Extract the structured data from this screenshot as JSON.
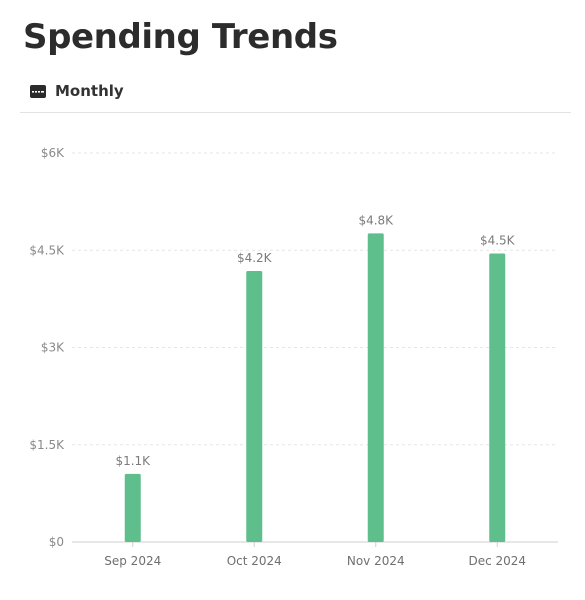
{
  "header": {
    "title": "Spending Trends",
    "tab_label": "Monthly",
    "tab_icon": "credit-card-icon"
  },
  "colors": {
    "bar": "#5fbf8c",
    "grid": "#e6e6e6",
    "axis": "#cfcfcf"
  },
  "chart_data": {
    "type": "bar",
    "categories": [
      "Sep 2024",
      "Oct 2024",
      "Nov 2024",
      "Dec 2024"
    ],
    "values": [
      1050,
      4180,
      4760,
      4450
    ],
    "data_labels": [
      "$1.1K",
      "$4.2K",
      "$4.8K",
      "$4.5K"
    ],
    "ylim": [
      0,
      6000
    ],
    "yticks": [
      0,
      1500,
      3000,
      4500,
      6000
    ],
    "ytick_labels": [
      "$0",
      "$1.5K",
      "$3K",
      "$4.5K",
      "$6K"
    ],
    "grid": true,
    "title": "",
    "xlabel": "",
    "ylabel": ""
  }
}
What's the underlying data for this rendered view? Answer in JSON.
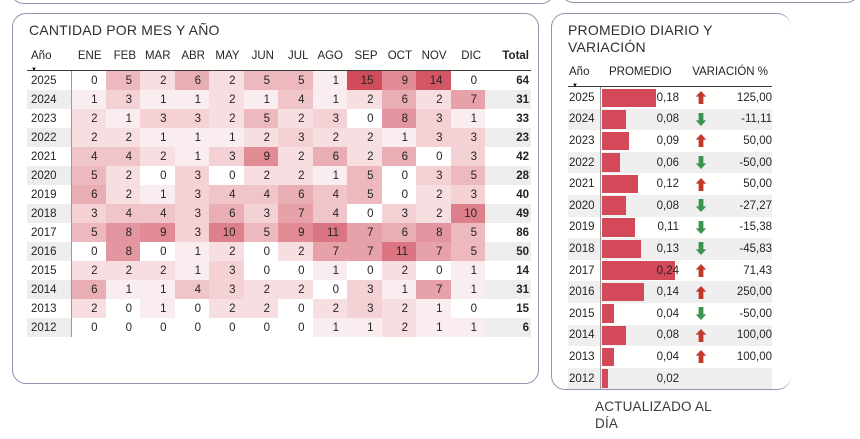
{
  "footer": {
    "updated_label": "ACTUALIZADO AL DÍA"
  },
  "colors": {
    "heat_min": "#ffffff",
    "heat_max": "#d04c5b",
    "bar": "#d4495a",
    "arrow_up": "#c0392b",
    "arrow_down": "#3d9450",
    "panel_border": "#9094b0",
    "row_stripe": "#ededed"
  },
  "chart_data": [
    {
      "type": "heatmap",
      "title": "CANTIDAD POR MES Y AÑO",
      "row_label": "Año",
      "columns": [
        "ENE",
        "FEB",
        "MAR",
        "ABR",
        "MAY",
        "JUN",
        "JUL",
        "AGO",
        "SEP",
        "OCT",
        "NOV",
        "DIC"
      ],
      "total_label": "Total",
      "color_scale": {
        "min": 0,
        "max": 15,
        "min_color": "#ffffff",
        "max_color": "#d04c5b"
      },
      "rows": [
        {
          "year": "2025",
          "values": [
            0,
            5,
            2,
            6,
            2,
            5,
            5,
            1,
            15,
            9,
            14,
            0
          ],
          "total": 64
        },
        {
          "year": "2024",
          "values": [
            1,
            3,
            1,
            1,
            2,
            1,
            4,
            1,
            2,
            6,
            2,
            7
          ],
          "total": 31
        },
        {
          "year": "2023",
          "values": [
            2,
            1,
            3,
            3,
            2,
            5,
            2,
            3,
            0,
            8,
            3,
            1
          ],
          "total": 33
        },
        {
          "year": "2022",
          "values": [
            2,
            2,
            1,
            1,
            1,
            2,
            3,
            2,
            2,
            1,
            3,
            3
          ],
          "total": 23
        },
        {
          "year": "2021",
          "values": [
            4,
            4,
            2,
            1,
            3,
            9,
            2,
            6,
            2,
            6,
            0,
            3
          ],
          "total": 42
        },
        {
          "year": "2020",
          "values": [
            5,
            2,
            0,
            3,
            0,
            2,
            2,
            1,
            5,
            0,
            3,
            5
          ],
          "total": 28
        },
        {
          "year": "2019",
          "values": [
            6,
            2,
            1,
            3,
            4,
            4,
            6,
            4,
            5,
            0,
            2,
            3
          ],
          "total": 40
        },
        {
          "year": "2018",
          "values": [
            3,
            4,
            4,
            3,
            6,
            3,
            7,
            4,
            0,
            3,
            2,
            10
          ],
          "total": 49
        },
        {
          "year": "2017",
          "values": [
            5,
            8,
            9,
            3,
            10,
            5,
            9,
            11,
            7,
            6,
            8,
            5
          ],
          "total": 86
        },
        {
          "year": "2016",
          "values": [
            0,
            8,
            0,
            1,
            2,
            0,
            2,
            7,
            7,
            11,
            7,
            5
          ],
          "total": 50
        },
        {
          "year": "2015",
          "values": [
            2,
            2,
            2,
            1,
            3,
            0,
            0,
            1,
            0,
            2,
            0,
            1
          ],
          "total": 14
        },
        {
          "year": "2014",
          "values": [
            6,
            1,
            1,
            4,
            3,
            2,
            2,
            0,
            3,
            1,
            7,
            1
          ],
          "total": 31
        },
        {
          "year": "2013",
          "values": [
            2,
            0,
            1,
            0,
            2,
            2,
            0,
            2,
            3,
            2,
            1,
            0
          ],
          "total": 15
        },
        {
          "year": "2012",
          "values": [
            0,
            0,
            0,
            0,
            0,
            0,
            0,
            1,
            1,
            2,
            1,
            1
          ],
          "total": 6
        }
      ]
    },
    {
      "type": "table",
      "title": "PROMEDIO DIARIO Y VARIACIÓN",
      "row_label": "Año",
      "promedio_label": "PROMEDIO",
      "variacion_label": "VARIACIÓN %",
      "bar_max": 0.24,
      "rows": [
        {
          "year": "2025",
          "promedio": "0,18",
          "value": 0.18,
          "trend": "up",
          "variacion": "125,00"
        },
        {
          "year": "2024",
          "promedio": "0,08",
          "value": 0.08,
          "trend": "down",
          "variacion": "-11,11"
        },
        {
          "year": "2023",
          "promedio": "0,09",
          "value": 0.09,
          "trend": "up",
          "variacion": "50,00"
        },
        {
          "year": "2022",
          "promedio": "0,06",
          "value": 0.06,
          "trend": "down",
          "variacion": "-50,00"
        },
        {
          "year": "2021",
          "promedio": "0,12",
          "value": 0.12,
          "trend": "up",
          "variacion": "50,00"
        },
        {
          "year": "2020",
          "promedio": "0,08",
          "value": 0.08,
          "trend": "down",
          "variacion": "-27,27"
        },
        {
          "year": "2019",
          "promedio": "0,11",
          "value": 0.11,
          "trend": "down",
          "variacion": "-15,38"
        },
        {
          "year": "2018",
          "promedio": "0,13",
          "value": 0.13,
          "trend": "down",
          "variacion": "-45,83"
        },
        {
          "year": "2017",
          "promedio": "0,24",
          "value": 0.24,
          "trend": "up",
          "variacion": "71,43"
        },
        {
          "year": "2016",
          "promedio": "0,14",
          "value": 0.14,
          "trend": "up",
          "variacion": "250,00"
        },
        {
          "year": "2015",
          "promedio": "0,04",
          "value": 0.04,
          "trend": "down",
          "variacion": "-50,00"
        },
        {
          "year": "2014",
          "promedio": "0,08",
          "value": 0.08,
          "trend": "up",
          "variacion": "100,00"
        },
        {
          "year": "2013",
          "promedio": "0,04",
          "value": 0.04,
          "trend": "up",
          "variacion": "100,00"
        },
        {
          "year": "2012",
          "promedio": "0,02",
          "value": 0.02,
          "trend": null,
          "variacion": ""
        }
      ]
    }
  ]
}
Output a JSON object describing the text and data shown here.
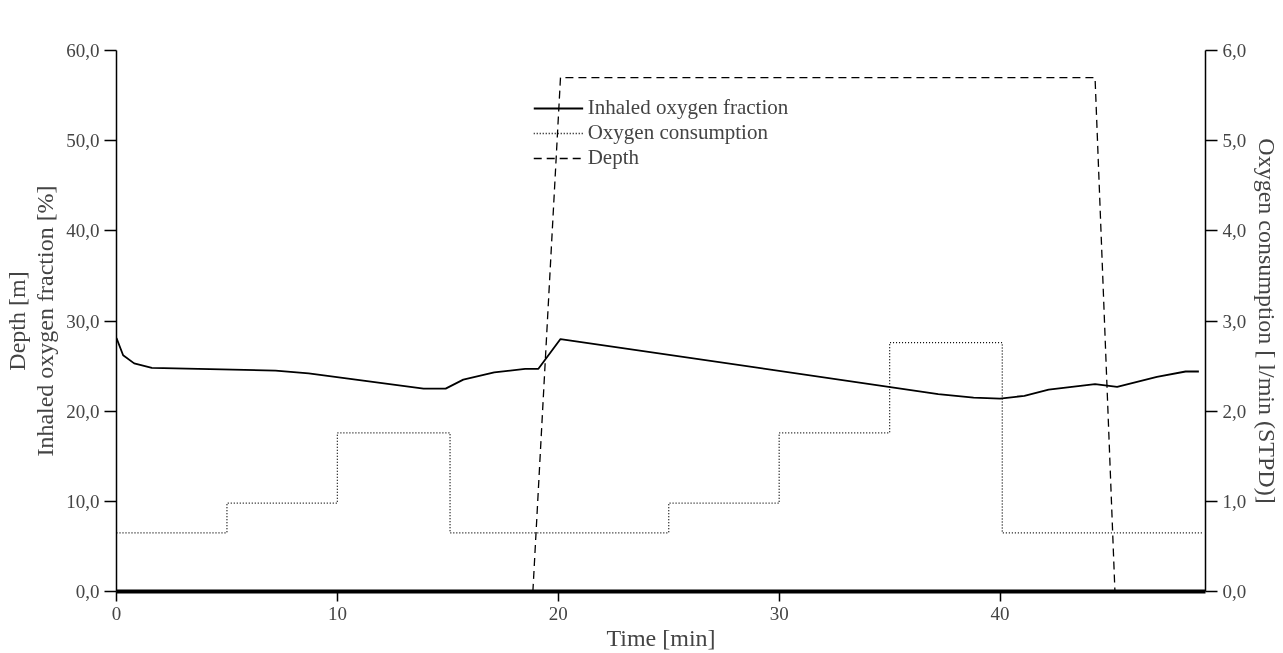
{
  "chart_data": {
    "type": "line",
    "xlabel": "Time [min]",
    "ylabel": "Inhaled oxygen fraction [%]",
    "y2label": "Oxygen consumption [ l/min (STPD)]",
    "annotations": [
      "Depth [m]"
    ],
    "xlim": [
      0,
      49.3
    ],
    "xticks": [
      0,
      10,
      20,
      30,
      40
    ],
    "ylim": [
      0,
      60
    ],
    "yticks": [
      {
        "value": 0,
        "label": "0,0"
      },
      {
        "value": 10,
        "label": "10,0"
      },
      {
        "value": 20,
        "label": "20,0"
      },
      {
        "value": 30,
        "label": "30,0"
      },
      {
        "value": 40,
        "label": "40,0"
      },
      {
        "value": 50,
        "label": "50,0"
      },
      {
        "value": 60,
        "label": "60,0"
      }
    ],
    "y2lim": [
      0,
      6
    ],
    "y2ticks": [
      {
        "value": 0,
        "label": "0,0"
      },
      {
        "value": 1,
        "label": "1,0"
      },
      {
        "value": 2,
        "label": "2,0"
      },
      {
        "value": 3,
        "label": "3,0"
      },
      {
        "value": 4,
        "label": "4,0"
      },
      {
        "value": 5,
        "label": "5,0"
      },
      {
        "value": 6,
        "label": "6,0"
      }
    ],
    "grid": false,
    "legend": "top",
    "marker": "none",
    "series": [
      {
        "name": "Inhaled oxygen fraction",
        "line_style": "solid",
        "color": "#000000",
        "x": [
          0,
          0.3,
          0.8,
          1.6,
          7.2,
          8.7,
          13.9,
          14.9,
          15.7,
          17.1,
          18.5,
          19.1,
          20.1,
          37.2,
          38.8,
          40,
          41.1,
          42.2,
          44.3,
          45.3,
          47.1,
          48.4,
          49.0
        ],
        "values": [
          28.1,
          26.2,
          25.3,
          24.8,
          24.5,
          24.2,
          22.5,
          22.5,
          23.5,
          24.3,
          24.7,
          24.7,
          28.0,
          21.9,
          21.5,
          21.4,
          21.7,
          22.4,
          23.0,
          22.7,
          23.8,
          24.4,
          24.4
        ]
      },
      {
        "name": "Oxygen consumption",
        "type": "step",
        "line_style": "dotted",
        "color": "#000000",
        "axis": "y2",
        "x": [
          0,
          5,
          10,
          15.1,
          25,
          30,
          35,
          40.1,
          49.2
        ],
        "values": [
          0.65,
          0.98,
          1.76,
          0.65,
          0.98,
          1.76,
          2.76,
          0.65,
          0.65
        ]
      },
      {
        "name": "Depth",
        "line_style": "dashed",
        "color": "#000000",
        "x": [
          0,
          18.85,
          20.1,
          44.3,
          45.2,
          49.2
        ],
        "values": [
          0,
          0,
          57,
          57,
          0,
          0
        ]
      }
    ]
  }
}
== == ==
Look through the material and copy each line that has "this".

Extract the structured data from this screenshot as JSON.
What's the underlying data for this rendered view? Answer in JSON.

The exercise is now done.